**What you are asked to do**
The records below should be written out again, exactly.

**Records to process**
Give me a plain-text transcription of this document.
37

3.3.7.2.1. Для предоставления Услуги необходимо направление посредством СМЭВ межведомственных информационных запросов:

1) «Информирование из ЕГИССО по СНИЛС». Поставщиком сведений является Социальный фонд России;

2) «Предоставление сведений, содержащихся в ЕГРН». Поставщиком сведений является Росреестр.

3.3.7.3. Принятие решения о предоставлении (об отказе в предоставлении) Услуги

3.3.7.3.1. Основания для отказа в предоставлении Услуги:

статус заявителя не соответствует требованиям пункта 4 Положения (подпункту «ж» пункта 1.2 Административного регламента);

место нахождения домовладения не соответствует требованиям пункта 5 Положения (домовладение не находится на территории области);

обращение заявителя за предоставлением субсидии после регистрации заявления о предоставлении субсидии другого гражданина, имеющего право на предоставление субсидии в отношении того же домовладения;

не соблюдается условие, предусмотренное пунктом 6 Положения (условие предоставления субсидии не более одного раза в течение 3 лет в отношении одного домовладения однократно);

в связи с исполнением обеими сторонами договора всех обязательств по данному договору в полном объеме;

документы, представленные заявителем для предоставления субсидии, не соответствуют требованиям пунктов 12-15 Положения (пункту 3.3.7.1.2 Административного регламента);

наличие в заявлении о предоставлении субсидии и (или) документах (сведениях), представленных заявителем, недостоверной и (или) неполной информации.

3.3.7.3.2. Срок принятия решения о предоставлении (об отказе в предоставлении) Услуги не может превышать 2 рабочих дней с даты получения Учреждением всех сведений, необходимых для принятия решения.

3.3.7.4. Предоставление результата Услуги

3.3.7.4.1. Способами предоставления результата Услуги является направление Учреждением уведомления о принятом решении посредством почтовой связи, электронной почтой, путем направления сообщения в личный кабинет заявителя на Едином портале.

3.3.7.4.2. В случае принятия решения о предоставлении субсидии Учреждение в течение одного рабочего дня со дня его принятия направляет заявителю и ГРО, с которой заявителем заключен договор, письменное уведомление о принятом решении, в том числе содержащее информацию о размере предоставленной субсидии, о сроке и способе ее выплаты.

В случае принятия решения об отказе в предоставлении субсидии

**Result**
Give me a plain-text transcription of this document.
37

3.3.7.2.1. Для предоставления Услуги необходимо направление посредством СМЭВ межведомственных информационных запросов:

1) «Информирование из ЕГИССО по СНИЛС». Поставщиком сведений является Социальный фонд России;

2) «Предоставление сведений, содержащихся в ЕГРН». Поставщиком сведений является Росреестр.

3.3.7.3. Принятие решения о предоставлении (об отказе в предоставлении) Услуги

3.3.7.3.1. Основания для отказа в предоставлении Услуги:

статус заявителя не соответствует требованиям пункта 4 Положения (подпункту «ж» пункта 1.2 Административного регламента);

место нахождения домовладения не соответствует требованиям пункта 5 Положения (домовладение не находится на территории области);

обращение заявителя за предоставлением субсидии после регистрации заявления о предоставлении субсидии другого гражданина, имеющего право на предоставление субсидии в отношении того же домовладения;

не соблюдается условие, предусмотренное пунктом 6 Положения (условие предоставления субсидии не более одного раза в течение 3 лет в отношении одного домовладения однократно);

в связи с исполнением обеими сторонами договора всех обязательств по данному договору в полном объеме;

документы, представленные заявителем для предоставления субсидии, не соответствуют требованиям пунктов 12-15 Положения (пункту 3.3.7.1.2 Административного регламента);

наличие в заявлении о предоставлении субсидии и (или) документах (сведениях), представленных заявителем, недостоверной и (или) неполной информации.

3.3.7.3.2. Срок принятия решения о предоставлении (об отказе в предоставлении) Услуги не может превышать 2 рабочих дней с даты получения Учреждением всех сведений, необходимых для принятия решения.

3.3.7.4. Предоставление результата Услуги

3.3.7.4.1. Способами предоставления результата Услуги является направление Учреждением уведомления о принятом решении посредством почтовой связи, электронной почтой, путем направления сообщения в личный кабинет заявителя на Едином портале.

3.3.7.4.2. В случае принятия решения о предоставлении субсидии Учреждение в течение одного рабочего дня со дня его принятия направляет заявителю и ГРО, с которой заявителем заключен договор, письменное уведомление о принятом решении, в том числе содержащее информацию о размере предоставленной субсидии, о сроке и способе ее выплаты.

В случае принятия решения об отказе в предоставлении субсидии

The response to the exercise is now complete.